==== Exercise input
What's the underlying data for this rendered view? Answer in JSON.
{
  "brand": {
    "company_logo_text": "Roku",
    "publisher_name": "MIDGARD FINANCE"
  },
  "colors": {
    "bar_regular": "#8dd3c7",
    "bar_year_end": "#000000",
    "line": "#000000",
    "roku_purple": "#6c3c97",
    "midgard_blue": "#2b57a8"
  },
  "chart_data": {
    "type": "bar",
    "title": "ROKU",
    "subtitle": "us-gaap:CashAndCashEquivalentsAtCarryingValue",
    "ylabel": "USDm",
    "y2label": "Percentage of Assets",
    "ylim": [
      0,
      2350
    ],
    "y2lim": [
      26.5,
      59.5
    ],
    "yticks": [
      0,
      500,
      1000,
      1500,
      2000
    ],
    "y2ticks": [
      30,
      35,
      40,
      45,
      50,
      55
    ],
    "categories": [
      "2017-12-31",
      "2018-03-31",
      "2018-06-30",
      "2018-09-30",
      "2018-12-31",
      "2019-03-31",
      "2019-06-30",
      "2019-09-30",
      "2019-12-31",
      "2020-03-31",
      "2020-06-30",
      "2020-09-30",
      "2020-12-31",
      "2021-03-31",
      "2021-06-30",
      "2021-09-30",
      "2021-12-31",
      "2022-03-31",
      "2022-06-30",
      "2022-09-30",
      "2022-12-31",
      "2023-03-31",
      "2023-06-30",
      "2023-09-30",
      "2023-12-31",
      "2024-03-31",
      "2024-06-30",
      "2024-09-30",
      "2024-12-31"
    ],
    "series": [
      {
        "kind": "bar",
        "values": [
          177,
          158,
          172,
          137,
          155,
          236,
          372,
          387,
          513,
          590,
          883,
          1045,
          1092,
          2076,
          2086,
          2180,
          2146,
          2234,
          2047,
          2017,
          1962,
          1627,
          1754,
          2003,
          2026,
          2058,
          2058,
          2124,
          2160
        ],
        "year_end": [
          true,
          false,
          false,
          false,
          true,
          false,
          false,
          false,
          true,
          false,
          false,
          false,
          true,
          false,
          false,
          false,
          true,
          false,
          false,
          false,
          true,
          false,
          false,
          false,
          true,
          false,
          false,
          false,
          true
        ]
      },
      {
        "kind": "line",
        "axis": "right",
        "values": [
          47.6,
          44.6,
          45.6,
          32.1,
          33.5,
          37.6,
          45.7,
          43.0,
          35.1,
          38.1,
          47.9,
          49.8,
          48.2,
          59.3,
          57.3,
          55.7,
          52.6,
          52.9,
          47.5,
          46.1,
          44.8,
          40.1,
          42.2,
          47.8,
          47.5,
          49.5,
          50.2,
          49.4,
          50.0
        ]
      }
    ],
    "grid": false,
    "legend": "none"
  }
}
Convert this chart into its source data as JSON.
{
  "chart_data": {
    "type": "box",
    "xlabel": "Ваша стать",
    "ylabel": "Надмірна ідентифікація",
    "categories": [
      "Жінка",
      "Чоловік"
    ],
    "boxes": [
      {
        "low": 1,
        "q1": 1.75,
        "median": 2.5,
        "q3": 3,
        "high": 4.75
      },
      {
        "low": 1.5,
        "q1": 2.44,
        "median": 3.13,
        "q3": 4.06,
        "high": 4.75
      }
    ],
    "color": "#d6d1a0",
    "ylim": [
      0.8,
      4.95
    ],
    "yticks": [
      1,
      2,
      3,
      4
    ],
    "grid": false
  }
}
========
What this task involves: Repeat each entry word for word.

Response:
What's the underlying data for this rendered view? Answer in JSON.
{
  "brand": {
    "company_logo_text": "Roku",
    "publisher_name": "MIDGARD FINANCE"
  },
  "colors": {
    "bar_regular": "#8dd3c7",
    "bar_year_end": "#000000",
    "line": "#000000",
    "roku_purple": "#6c3c97",
    "midgard_blue": "#2b57a8"
  },
  "chart_data": {
    "type": "bar",
    "title": "ROKU",
    "subtitle": "us-gaap:CashAndCashEquivalentsAtCarryingValue",
    "ylabel": "USDm",
    "y2label": "Percentage of Assets",
    "ylim": [
      0,
      2350
    ],
    "y2lim": [
      26.5,
      59.5
    ],
    "yticks": [
      0,
      500,
      1000,
      1500,
      2000
    ],
    "y2ticks": [
      30,
      35,
      40,
      45,
      50,
      55
    ],
    "categories": [
      "2017-12-31",
      "2018-03-31",
      "2018-06-30",
      "2018-09-30",
      "2018-12-31",
      "2019-03-31",
      "2019-06-30",
      "2019-09-30",
      "2019-12-31",
      "2020-03-31",
      "2020-06-30",
      "2020-09-30",
      "2020-12-31",
      "2021-03-31",
      "2021-06-30",
      "2021-09-30",
      "2021-12-31",
      "2022-03-31",
      "2022-06-30",
      "2022-09-30",
      "2022-12-31",
      "2023-03-31",
      "2023-06-30",
      "2023-09-30",
      "2023-12-31",
      "2024-03-31",
      "2024-06-30",
      "2024-09-30",
      "2024-12-31"
    ],
    "series": [
      {
        "kind": "bar",
        "values": [
          177,
          158,
          172,
          137,
          155,
          236,
          372,
          387,
          513,
          590,
          883,
          1045,
          1092,
          2076,
          2086,
          2180,
          2146,
          2234,
          2047,
          2017,
          1962,
          1627,
          1754,
          2003,
          2026,
          2058,
          2058,
          2124,
          2160
        ],
        "year_end": [
          true,
          false,
          false,
          false,
          true,
          false,
          false,
          false,
          true,
          false,
          false,
          false,
          true,
          false,
          false,
          false,
          true,
          false,
          false,
          false,
          true,
          false,
          false,
          false,
          true,
          false,
          false,
          false,
          true
        ]
      },
      {
        "kind": "line",
        "axis": "right",
        "values": [
          47.6,
          44.6,
          45.6,
          32.1,
          33.5,
          37.6,
          45.7,
          43.0,
          35.1,
          38.1,
          47.9,
          49.8,
          48.2,
          59.3,
          57.3,
          55.7,
          52.6,
          52.9,
          47.5,
          46.1,
          44.8,
          40.1,
          42.2,
          47.8,
          47.5,
          49.5,
          50.2,
          49.4,
          50.0
        ]
      }
    ],
    "grid": false,
    "legend": "none"
  }
}
Convert this chart into its source data as JSON.
{
  "chart_data": {
    "type": "box",
    "xlabel": "Ваша стать",
    "ylabel": "Надмірна ідентифікація",
    "categories": [
      "Жінка",
      "Чоловік"
    ],
    "boxes": [
      {
        "low": 1,
        "q1": 1.75,
        "median": 2.5,
        "q3": 3,
        "high": 4.75
      },
      {
        "low": 1.5,
        "q1": 2.44,
        "median": 3.13,
        "q3": 4.06,
        "high": 4.75
      }
    ],
    "color": "#d6d1a0",
    "ylim": [
      0.8,
      4.95
    ],
    "yticks": [
      1,
      2,
      3,
      4
    ],
    "grid": false
  }
}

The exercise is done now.